- _PROVIDED PASSAGE_:
Combinations of size k from a list in OCaml

I wanted to write a small but non-trivial function in OCaml to test my understanding. I have only a basic understanding of the libraries, and no idea at all of what is considered good style. The function computes all combinations of size k from a list, where 0 <= k <= length lst.

Would someone mind commenting on

1. Whether the function is generally well written (have I covered all cases, are there opportunities for tail recursion that I've missed?)

2. Have I made good use of libraries (e.g. I defined is_empty and tails because I couldn't find them in the List module, but maybe they are somewhere else?)

3. Is the style okay, particularly the use of let statements and indentation?

- _GOAL 1_:
According to the OCaml combinations post, which two functions did the writer define because they could not find them in the List module?
- _GOAL 2_:
Continue the OCaml combinations post from its last sentence.
The records have no connection to the OCaml combinations post.

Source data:
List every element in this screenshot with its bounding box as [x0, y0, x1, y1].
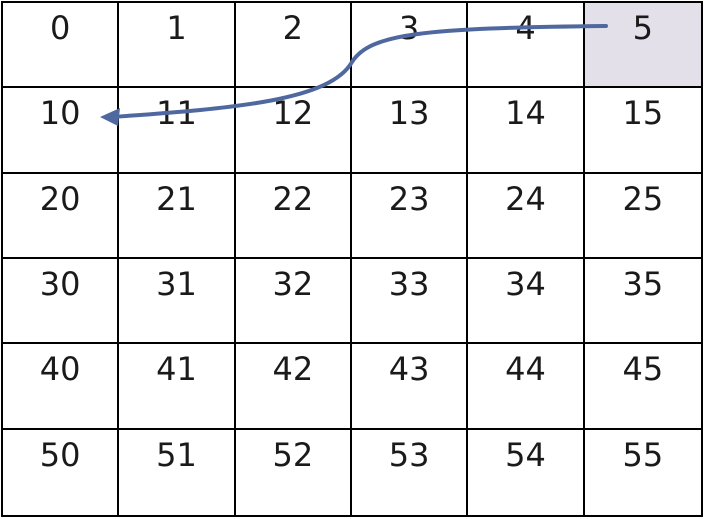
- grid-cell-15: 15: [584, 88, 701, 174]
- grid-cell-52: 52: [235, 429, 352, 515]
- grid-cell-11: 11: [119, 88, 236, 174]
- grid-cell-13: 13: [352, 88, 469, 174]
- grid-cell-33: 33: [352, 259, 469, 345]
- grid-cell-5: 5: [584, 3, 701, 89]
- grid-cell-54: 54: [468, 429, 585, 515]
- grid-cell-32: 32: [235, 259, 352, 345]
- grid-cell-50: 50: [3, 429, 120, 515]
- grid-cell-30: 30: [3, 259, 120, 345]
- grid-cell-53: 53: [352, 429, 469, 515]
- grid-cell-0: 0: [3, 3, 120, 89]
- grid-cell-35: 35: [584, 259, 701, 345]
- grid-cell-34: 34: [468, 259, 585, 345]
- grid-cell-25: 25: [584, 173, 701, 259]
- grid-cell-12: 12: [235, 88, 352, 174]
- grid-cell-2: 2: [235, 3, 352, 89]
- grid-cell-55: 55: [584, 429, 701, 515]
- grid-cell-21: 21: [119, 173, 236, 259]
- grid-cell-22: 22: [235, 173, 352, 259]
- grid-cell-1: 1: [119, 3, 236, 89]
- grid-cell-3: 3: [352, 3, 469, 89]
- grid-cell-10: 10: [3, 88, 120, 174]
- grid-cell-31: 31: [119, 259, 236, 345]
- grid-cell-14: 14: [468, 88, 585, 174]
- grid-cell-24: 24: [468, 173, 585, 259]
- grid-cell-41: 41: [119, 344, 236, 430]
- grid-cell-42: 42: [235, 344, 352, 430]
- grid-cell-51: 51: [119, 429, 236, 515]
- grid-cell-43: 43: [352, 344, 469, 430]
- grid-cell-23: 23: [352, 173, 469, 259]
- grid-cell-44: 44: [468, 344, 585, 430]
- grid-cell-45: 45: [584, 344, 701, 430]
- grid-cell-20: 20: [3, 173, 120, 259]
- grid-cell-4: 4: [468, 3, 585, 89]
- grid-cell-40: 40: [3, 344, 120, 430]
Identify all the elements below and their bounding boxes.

==

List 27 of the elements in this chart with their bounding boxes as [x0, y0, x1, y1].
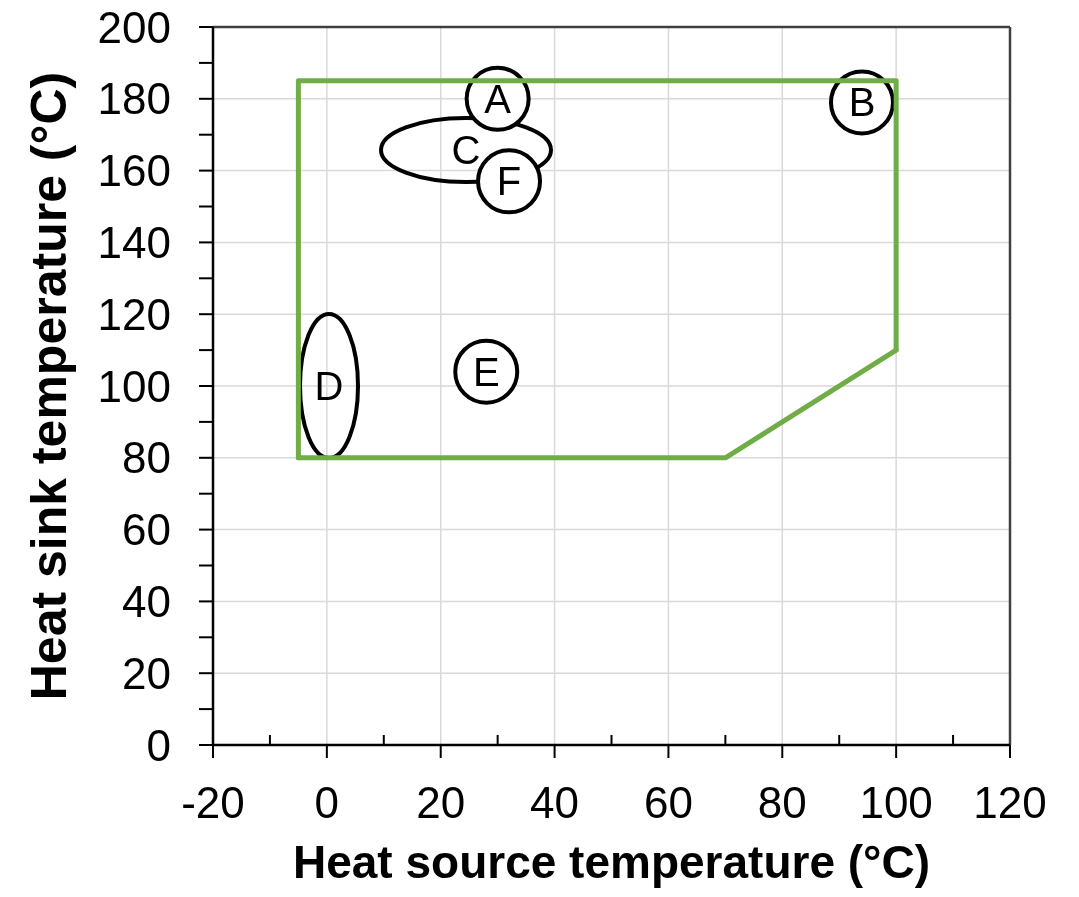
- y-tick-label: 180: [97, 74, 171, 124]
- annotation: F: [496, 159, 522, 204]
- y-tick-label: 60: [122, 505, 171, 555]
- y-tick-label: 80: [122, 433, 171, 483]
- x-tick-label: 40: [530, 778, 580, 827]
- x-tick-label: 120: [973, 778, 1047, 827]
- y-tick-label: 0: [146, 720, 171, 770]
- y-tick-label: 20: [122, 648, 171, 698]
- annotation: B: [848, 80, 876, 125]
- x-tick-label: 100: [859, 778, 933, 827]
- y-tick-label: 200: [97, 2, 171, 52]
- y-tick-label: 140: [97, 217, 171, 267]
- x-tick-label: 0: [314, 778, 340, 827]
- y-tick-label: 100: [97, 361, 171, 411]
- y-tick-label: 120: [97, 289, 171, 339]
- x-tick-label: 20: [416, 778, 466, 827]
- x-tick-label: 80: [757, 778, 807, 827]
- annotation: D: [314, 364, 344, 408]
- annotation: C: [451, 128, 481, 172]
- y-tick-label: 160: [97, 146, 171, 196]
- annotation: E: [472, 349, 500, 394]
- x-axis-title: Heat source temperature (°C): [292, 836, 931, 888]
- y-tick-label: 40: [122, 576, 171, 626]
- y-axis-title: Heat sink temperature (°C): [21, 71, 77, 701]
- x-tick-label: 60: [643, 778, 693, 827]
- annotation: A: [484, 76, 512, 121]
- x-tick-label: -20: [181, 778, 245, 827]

* * *

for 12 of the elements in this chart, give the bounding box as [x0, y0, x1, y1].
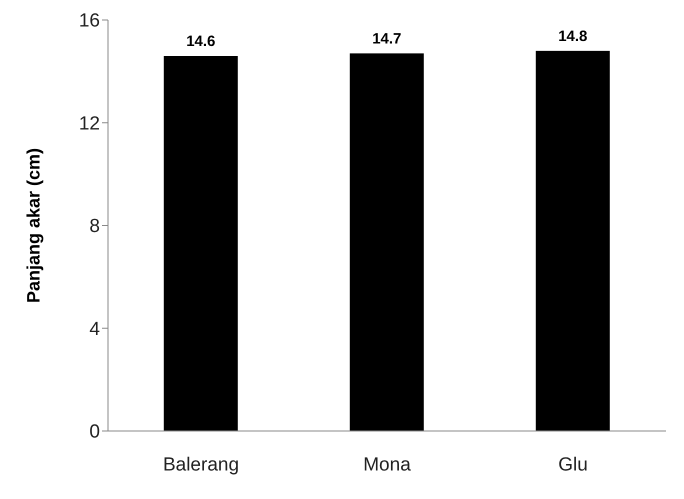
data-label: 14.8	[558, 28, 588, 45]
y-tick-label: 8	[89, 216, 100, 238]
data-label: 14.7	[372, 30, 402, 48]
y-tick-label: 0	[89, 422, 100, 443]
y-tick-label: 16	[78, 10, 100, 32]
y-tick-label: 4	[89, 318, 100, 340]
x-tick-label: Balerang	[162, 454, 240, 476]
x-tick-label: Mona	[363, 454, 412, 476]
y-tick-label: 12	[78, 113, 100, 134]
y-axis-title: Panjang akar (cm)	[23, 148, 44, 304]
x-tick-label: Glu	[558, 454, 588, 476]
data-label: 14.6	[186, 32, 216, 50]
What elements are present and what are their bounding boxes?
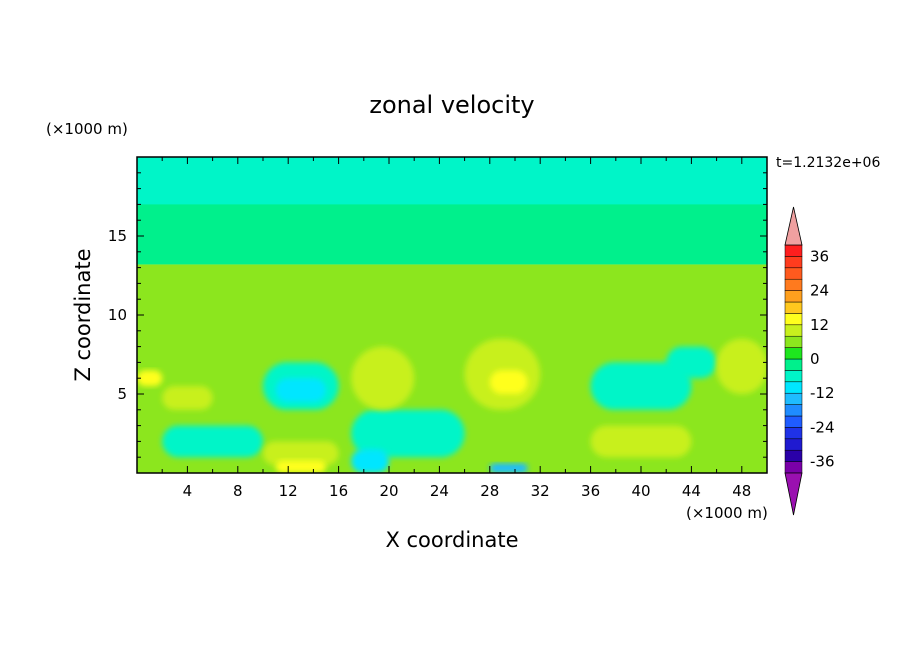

- _WRITTEN RESPONSE 1_:
is_empty and tails

- _WRITTEN RESPONSE 2_:
The code is:

let rec tails = function
| []          -> []
| _ :: t as l -> l :: tails t

let is_empty = function
| [] -> true
| _  -> false

let rec combnk k lst =
if k = 0 then [[]]
else let f = function
| []      -> [] (* I think this is unnecessary, but I get a pattern match warning o/w *)
| x :: xs -> List.map (fun z -> x :: z) (combnk (k-1) xs)
in if is_empty lst then []
else List.concat (List.map f (tails lst))

Based on the excellent comments by amon (see below) I have written to what I think is the most readable version of this function, which is the one that inlines the definition of tails and gets rid of is_empty completely, but doesn't go all the way to removing the use of List.concat and List.map, because I believe in using library functions to simplify the code wherever possible.

In particular, the layout guidelines make the structure of the function much clearer, and I think that in this version it is obvious what algorithm is being used, whereas it is somewhat obfuscated in the original. Thanks, amos!

let rec combnk k lst =
if k = 0 then
[[]]
else
let rec inner = function
| []      -> []
| x :: xs -> List.map (fun z -> x :: z) (combnk (k - 1) xs) :: inner xs in
List.concat (inner lst)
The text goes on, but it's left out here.